#### Data records

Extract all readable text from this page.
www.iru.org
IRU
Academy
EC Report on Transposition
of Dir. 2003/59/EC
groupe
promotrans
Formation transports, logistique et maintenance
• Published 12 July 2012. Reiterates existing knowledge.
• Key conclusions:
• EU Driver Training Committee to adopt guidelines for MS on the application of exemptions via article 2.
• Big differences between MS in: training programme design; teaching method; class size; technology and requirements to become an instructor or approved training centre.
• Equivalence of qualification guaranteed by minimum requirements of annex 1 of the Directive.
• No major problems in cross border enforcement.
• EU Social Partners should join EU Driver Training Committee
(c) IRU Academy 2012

########

:: Exercise prompt ::
Return only the number of lines in the data above that include the word "Driver".

:: Response for this exercise ::
2